__Stored records__:
* Start *
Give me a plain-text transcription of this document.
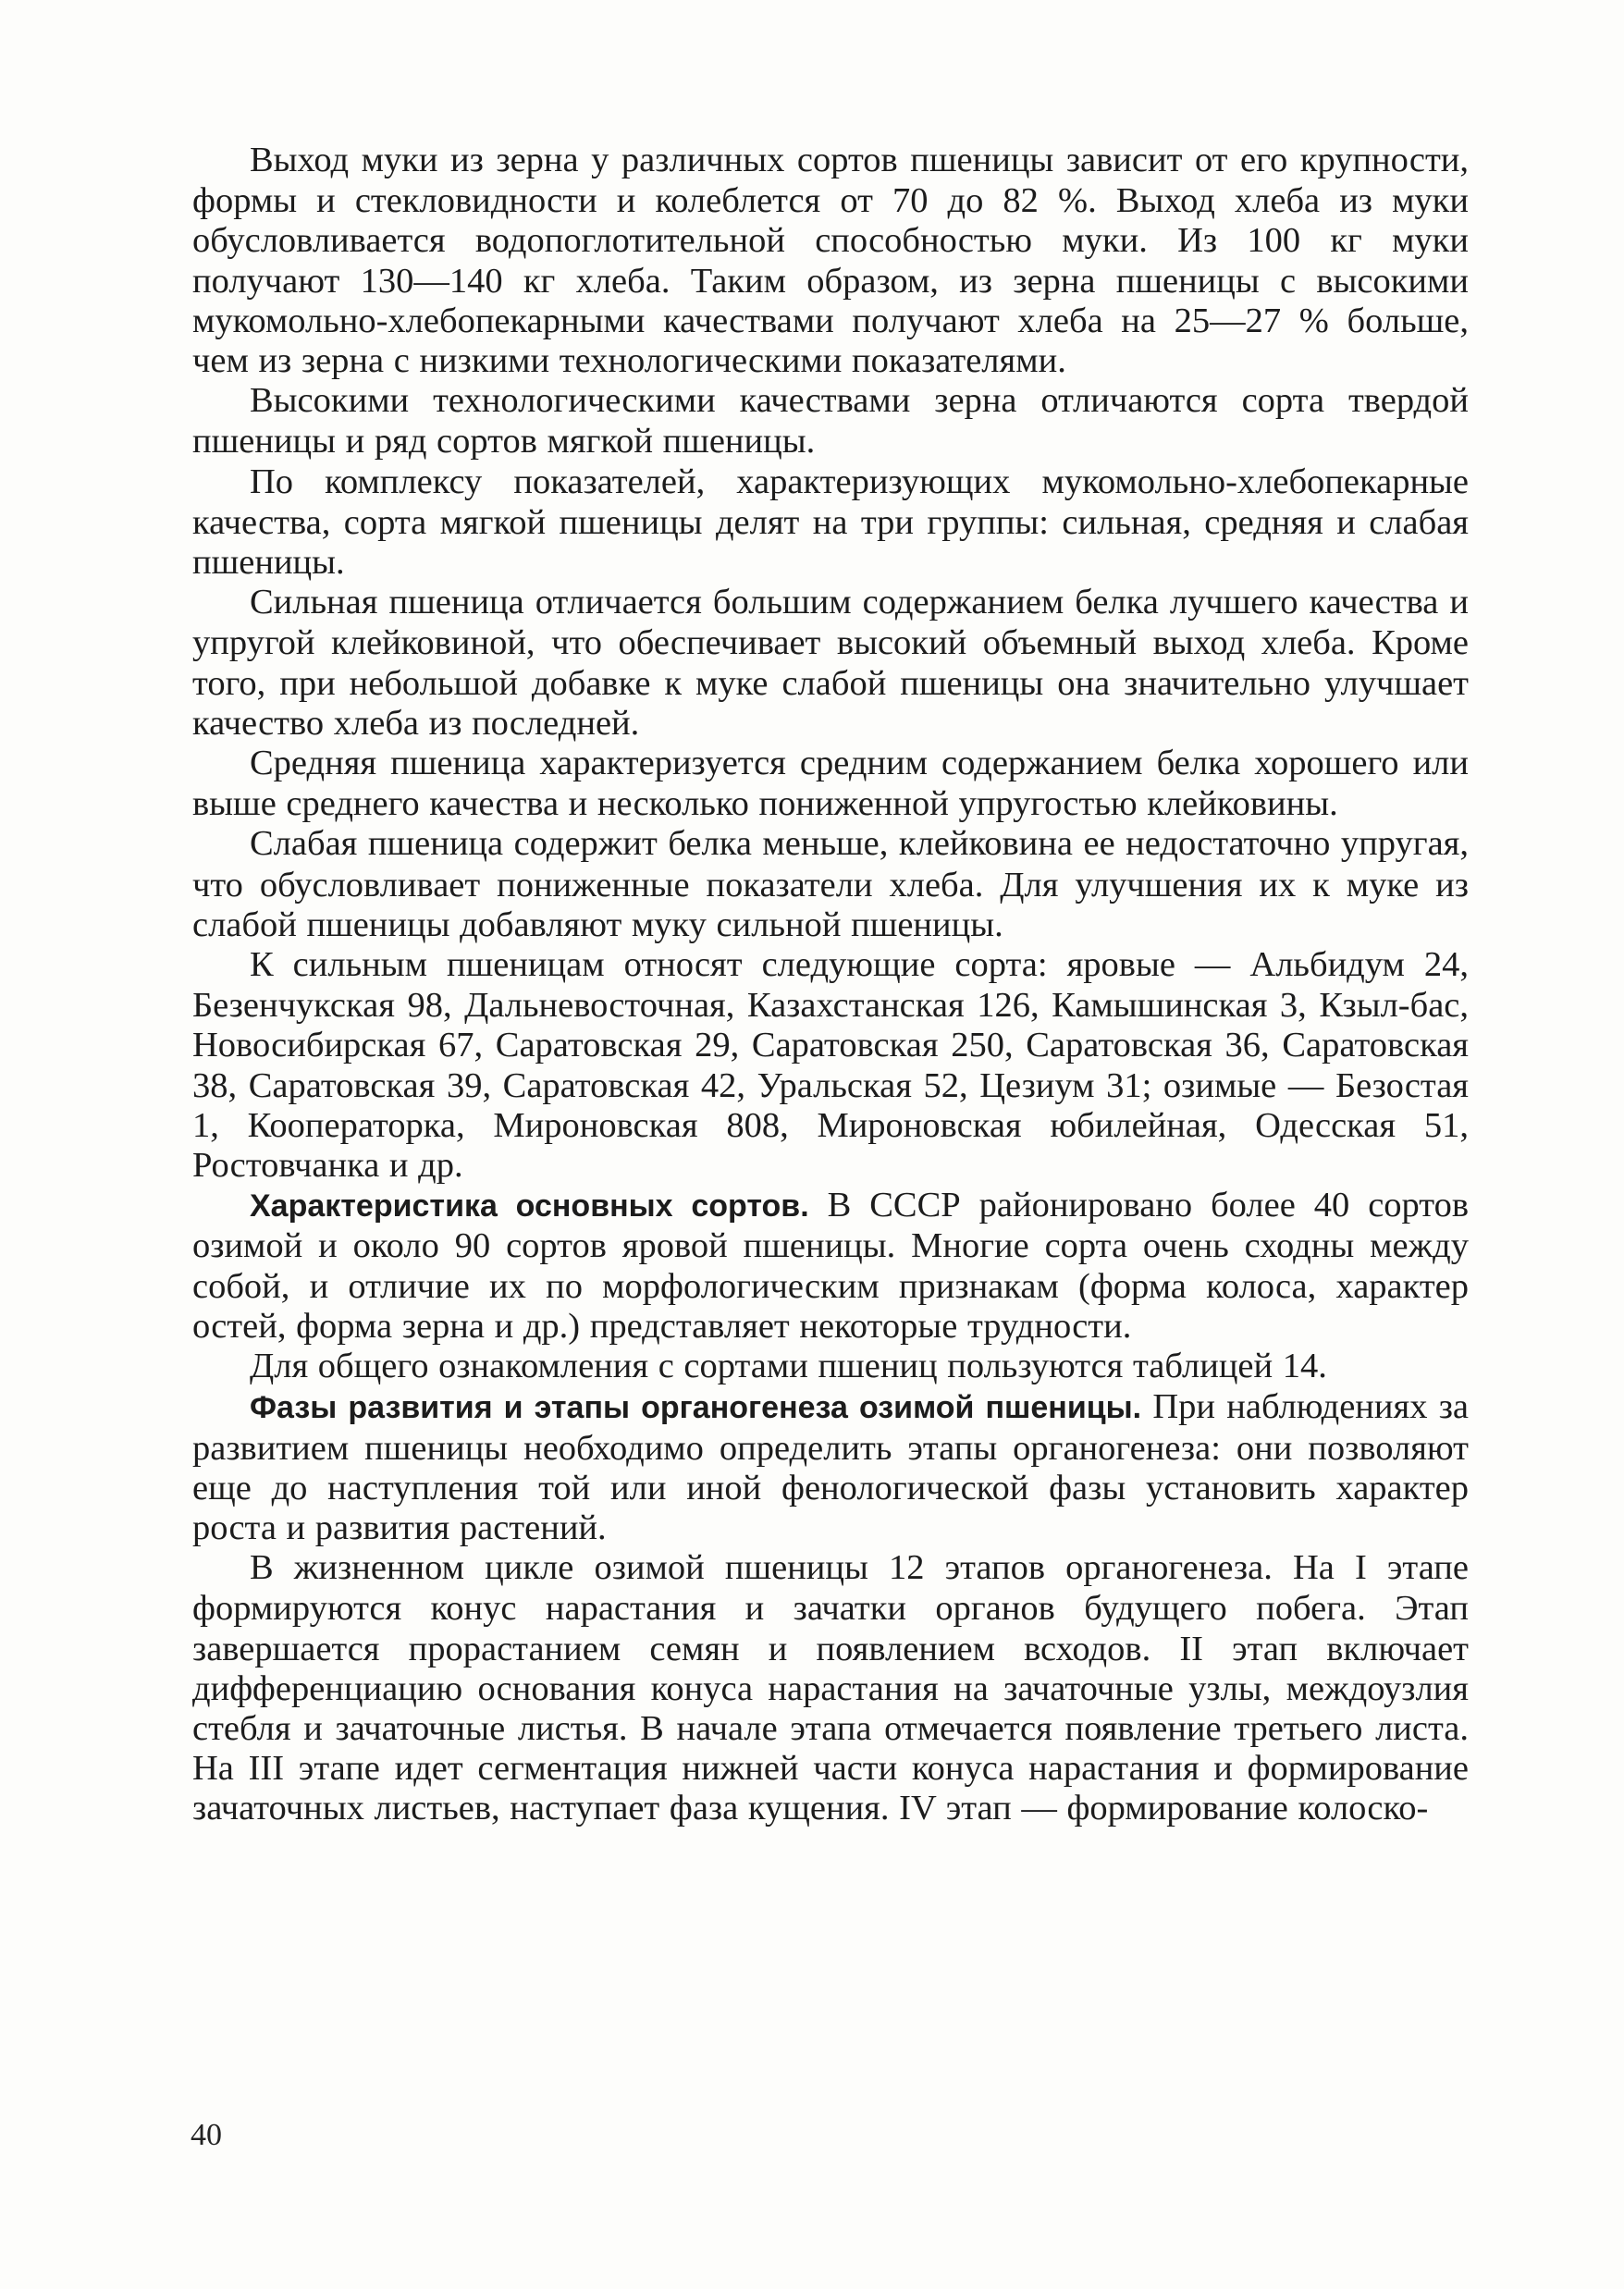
Выход муки из зерна у различных сортов пшеницы зависит от его крупности, формы и стекловидности и колеблется от 70 до 82 %. Выход хлеба из муки обусловливается водопоглотительной способностью муки. Из 100 кг муки получают 130—140 кг хлеба. Таким образом, из зерна пшеницы с высокими мукомольно-хлебопекарными качествами получают хлеба на 25—27 % больше, чем из зерна с низкими технологическими показателями.

Высокими технологическими качествами зерна отличаются сорта твердой пшеницы и ряд сортов мягкой пшеницы.

По комплексу показателей, характеризующих мукомольно-хлебопекарные качества, сорта мягкой пшеницы делят на три группы: сильная, средняя и слабая пшеницы.

Сильная пшеница отличается большим содержанием белка лучшего качества и упругой клейковиной, что обеспечивает высокий объемный выход хлеба. Кроме того, при небольшой добавке к муке слабой пшеницы она значительно улучшает качество хлеба из последней.

Средняя пшеница характеризуется средним содержанием белка хорошего или выше среднего качества и несколько пониженной упругостью клейковины.

Слабая пшеница содержит белка меньше, клейковина ее недостаточно упругая, что обусловливает пониженные показатели хлеба. Для улучшения их к муке из слабой пшеницы добавляют муку сильной пшеницы.

К сильным пшеницам относят следующие сорта: яровые — Альбидум 24, Безенчукская 98, Дальневосточная, Казахстанская 126, Камышинская 3, Кзыл-бас, Новосибирская 67, Саратовская 29, Саратовская 250, Саратовская 36, Саратовская 38, Саратовская 39, Саратовская 42, Уральская 52, Цезиум 31; озимые — Безостая 1, Кооператорка, Мироновская 808, Мироновская юбилейная, Одесская 51, Ростовчанка и др.

Характеристика основных сортов. В СССР районировано более 40 сортов озимой и около 90 сортов яровой пшеницы. Многие сорта очень сходны между собой, и отличие их по морфологическим признакам (форма колоса, характер остей, форма зерна и др.) представляет некоторые трудности.

Для общего ознакомления с сортами пшениц пользуются таблицей 14.

Фазы развития и этапы органогенеза озимой пшеницы. При наблюдениях за развитием пшеницы необходимо определить этапы органогенеза: они позволяют еще до наступления той или иной фенологической фазы установить характер роста и развития растений.

В жизненном цикле озимой пшеницы 12 этапов органогенеза. На I этапе формируются конус нарастания и зачатки органов будущего побега. Этап завершается прорастанием семян и появлением всходов. II этап включает дифференциацию основания конуса нарастания на зачаточные узлы, междоузлия стебля и зачаточные листья. В начале этапа отмечается появление третьего листа. На III этапе идет сегментация нижней части конуса нарастания и формирование зачаточных листьев, наступает фаза кущения. IV этап — формирование колоско-

40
* End *
Transcribe all the data word for word; the images stay out.

__RESPONSE TO THE TASK__:
Give me a plain-text transcription of this document.
Выход муки из зерна у различных сортов пшеницы зависит от его крупности, формы и стекловидности и колеблется от 70 до 82 %. Выход хлеба из муки обусловливается водопоглотительной способностью муки. Из 100 кг муки получают 130—140 кг хлеба. Таким образом, из зерна пшеницы с высокими мукомольно-хлебопекарными качествами получают хлеба на 25—27 % больше, чем из зерна с низкими технологическими показателями.

Высокими технологическими качествами зерна отличаются сорта твердой пшеницы и ряд сортов мягкой пшеницы.

По комплексу показателей, характеризующих мукомольно-хлебопекарные качества, сорта мягкой пшеницы делят на три группы: сильная, средняя и слабая пшеницы.

Сильная пшеница отличается большим содержанием белка лучшего качества и упругой клейковиной, что обеспечивает высокий объемный выход хлеба. Кроме того, при небольшой добавке к муке слабой пшеницы она значительно улучшает качество хлеба из последней.

Средняя пшеница характеризуется средним содержанием белка хорошего или выше среднего качества и несколько пониженной упругостью клейковины.

Слабая пшеница содержит белка меньше, клейковина ее недостаточно упругая, что обусловливает пониженные показатели хлеба. Для улучшения их к муке из слабой пшеницы добавляют муку сильной пшеницы.

К сильным пшеницам относят следующие сорта: яровые — Альбидум 24, Безенчукская 98, Дальневосточная, Казахстанская 126, Камышинская 3, Кзыл-бас, Новосибирская 67, Саратовская 29, Саратовская 250, Саратовская 36, Саратовская 38, Саратовская 39, Саратовская 42, Уральская 52, Цезиум 31; озимые — Безостая 1, Кооператорка, Мироновская 808, Мироновская юбилейная, Одесская 51, Ростовчанка и др.

Характеристика основных сортов. В СССР районировано более 40 сортов озимой и около 90 сортов яровой пшеницы. Многие сорта очень сходны между собой, и отличие их по морфологическим признакам (форма колоса, характер остей, форма зерна и др.) представляет некоторые трудности.

Для общего ознакомления с сортами пшениц пользуются таблицей 14.

Фазы развития и этапы органогенеза озимой пшеницы. При наблюдениях за развитием пшеницы необходимо определить этапы органогенеза: они позволяют еще до наступления той или иной фенологической фазы установить характер роста и развития растений.

В жизненном цикле озимой пшеницы 12 этапов органогенеза. На I этапе формируются конус нарастания и зачатки органов будущего побега. Этап завершается прорастанием семян и появлением всходов. II этап включает дифференциацию основания конуса нарастания на зачаточные узлы, междоузлия стебля и зачаточные листья. В начале этапа отмечается появление третьего листа. На III этапе идет сегментация нижней части конуса нарастания и формирование зачаточных листьев, наступает фаза кущения. IV этап — формирование колоско-

40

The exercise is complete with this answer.